**Exercise prompt**
Tally the lines with the word "ИНГЕО" and report the number alone.

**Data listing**
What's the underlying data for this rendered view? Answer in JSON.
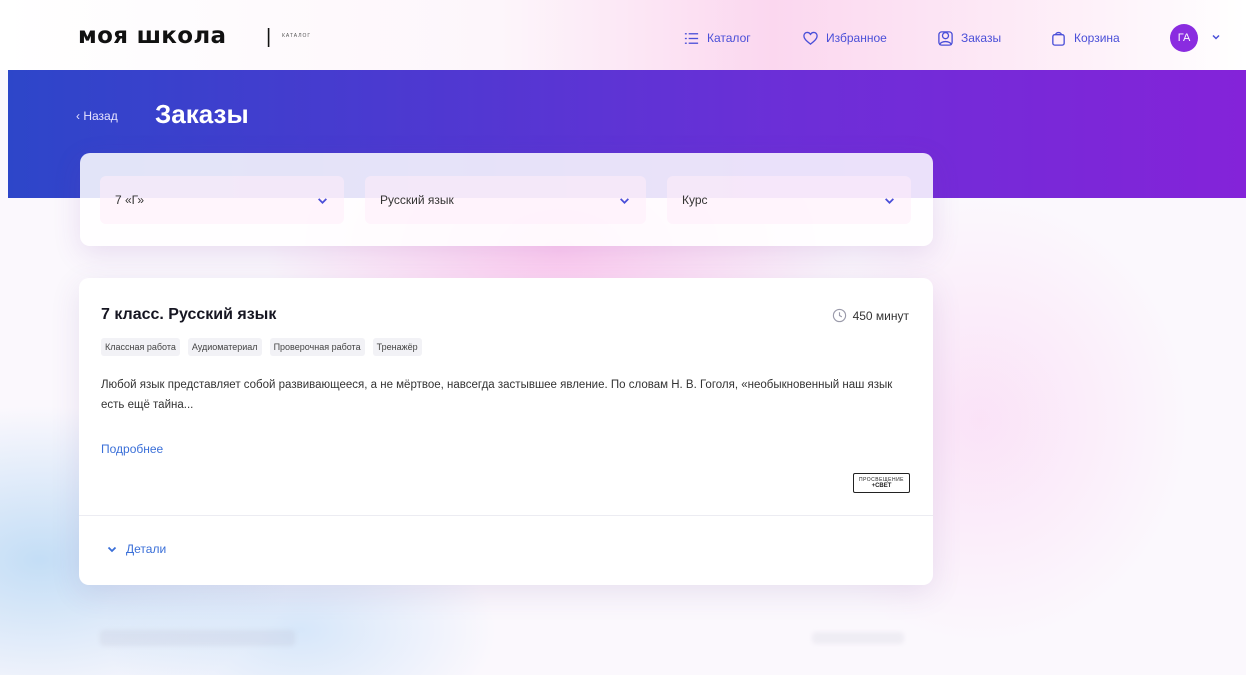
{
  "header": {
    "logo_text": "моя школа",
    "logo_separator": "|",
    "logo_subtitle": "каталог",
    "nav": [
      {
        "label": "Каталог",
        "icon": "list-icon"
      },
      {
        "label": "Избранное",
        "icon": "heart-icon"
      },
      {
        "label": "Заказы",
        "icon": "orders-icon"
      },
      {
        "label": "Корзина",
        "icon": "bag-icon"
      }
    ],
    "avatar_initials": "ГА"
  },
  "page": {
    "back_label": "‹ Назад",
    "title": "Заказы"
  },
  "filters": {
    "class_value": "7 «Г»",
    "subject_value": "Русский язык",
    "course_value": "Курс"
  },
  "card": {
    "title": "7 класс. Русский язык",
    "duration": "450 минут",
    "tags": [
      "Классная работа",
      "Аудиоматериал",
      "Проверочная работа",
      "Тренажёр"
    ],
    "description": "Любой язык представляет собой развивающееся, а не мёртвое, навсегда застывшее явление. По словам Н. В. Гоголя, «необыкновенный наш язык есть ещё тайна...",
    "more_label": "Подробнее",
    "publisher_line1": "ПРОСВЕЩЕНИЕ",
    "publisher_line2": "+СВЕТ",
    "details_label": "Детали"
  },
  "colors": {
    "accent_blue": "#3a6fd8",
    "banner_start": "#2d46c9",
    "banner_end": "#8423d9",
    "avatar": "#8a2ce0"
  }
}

==

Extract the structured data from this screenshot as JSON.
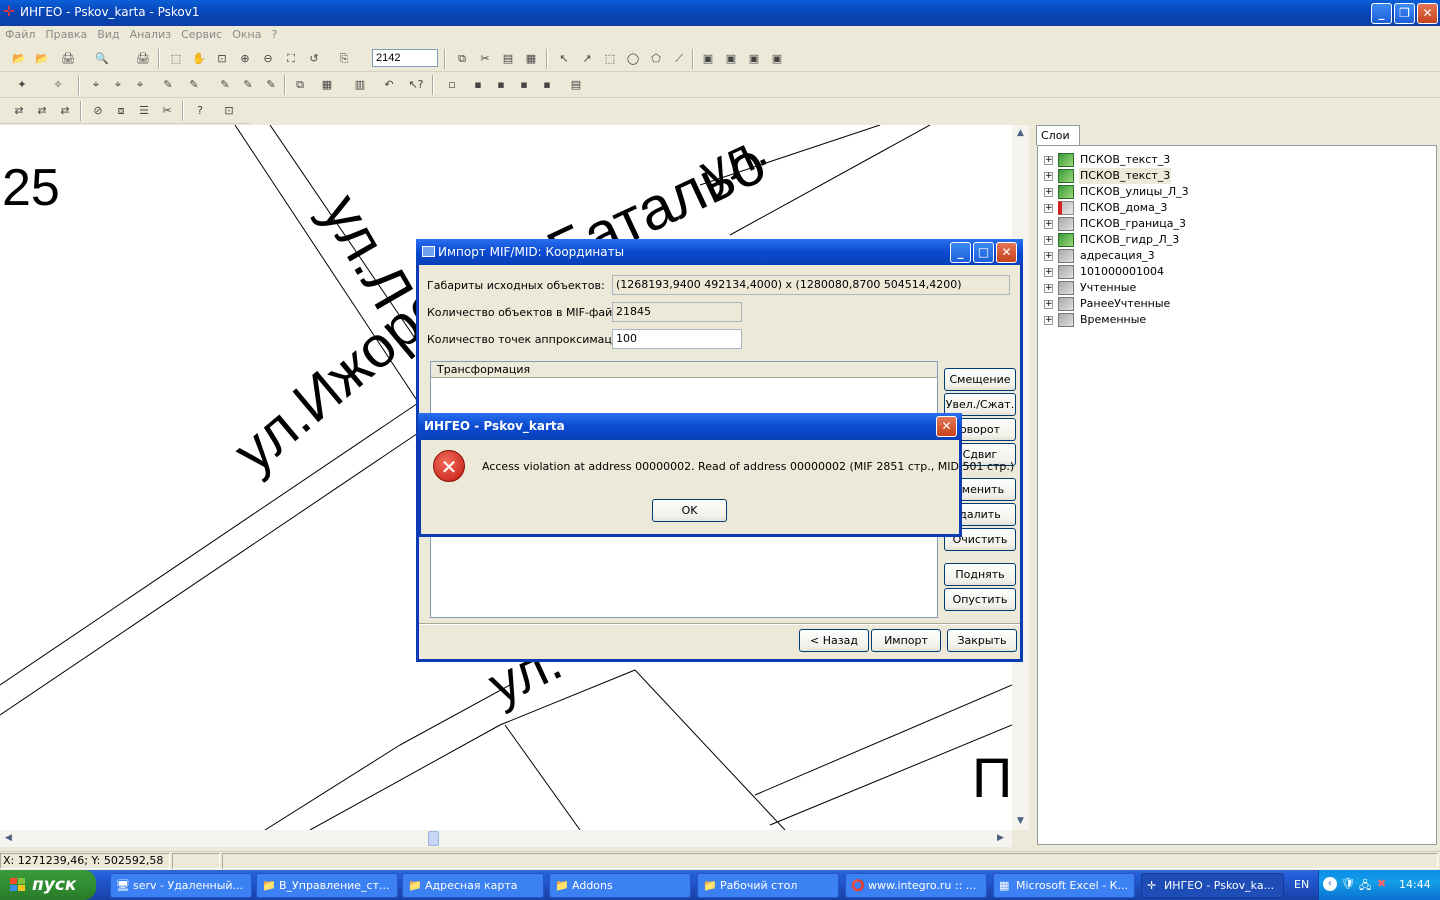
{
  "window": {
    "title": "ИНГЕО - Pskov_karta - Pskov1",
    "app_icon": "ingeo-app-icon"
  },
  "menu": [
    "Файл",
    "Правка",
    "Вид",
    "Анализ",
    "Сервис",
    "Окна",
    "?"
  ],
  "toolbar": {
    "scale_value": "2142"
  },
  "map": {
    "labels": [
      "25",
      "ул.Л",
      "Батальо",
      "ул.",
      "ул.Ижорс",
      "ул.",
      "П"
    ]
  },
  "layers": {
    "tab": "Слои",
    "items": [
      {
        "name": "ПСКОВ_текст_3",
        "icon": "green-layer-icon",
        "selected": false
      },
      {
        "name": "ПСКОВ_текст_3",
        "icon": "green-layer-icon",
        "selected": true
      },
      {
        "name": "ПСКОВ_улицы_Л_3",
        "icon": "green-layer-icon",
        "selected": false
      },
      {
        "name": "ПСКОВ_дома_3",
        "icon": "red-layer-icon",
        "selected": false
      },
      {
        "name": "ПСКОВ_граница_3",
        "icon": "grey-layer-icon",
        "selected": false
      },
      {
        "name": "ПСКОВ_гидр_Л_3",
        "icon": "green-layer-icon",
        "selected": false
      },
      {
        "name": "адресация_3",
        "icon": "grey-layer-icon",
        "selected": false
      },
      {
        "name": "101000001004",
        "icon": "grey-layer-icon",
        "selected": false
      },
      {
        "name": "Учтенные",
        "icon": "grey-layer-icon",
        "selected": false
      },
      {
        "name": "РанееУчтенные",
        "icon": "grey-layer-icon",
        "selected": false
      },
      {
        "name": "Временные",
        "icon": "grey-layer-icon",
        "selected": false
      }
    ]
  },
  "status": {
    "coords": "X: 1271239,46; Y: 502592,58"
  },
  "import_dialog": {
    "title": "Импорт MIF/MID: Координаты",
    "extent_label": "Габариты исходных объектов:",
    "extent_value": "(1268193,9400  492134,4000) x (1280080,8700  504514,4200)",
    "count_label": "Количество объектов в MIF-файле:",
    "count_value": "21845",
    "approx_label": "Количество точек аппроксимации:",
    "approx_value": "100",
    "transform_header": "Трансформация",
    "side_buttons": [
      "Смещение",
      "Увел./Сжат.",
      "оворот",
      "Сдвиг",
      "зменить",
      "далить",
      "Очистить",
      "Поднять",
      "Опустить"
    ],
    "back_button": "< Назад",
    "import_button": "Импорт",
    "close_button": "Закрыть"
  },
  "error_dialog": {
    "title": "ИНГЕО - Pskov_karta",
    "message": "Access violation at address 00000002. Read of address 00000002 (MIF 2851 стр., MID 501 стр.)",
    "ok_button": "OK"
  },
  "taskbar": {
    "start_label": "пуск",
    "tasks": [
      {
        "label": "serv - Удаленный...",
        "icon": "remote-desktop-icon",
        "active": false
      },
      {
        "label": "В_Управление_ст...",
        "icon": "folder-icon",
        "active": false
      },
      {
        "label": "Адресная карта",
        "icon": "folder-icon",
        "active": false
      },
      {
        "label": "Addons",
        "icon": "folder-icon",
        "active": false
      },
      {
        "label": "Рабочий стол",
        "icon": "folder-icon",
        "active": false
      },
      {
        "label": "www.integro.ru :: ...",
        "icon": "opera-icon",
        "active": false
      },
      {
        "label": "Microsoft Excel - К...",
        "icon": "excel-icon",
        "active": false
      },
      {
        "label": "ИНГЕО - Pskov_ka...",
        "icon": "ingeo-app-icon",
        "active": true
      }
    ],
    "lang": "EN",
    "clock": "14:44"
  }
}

**Complete response**
3